Here are some records. Copy each one exactly.

Collected data:
╔══
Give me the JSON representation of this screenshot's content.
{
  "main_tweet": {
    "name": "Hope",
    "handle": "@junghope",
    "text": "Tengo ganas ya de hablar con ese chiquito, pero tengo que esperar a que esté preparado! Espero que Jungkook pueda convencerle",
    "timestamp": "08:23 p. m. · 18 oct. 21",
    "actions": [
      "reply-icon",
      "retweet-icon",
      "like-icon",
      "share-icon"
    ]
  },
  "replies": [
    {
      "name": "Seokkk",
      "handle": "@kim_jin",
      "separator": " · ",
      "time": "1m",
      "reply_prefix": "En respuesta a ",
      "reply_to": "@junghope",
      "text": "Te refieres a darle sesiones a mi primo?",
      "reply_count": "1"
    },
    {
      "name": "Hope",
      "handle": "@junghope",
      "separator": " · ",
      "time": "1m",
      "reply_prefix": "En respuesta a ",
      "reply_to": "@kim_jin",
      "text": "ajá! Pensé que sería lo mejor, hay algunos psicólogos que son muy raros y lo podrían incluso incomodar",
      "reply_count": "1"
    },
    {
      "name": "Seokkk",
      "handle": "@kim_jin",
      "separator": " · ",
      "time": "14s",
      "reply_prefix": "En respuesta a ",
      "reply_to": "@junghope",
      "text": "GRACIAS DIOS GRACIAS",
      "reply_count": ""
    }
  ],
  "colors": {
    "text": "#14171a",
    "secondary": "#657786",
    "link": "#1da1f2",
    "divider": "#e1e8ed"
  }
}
╚══
Response below
Give me the JSON representation of this screenshot's content.
{
  "main_tweet": {
    "name": "Hope",
    "handle": "@junghope",
    "text": "Tengo ganas ya de hablar con ese chiquito, pero tengo que esperar a que esté preparado! Espero que Jungkook pueda convencerle",
    "timestamp": "08:23 p. m. · 18 oct. 21",
    "actions": [
      "reply-icon",
      "retweet-icon",
      "like-icon",
      "share-icon"
    ]
  },
  "replies": [
    {
      "name": "Seokkk",
      "handle": "@kim_jin",
      "separator": " · ",
      "time": "1m",
      "reply_prefix": "En respuesta a ",
      "reply_to": "@junghope",
      "text": "Te refieres a darle sesiones a mi primo?",
      "reply_count": "1"
    },
    {
      "name": "Hope",
      "handle": "@junghope",
      "separator": " · ",
      "time": "1m",
      "reply_prefix": "En respuesta a ",
      "reply_to": "@kim_jin",
      "text": "ajá! Pensé que sería lo mejor, hay algunos psicólogos que son muy raros y lo podrían incluso incomodar",
      "reply_count": "1"
    },
    {
      "name": "Seokkk",
      "handle": "@kim_jin",
      "separator": " · ",
      "time": "14s",
      "reply_prefix": "En respuesta a ",
      "reply_to": "@junghope",
      "text": "GRACIAS DIOS GRACIAS",
      "reply_count": ""
    }
  ],
  "colors": {
    "text": "#14171a",
    "secondary": "#657786",
    "link": "#1da1f2",
    "divider": "#e1e8ed"
  }
}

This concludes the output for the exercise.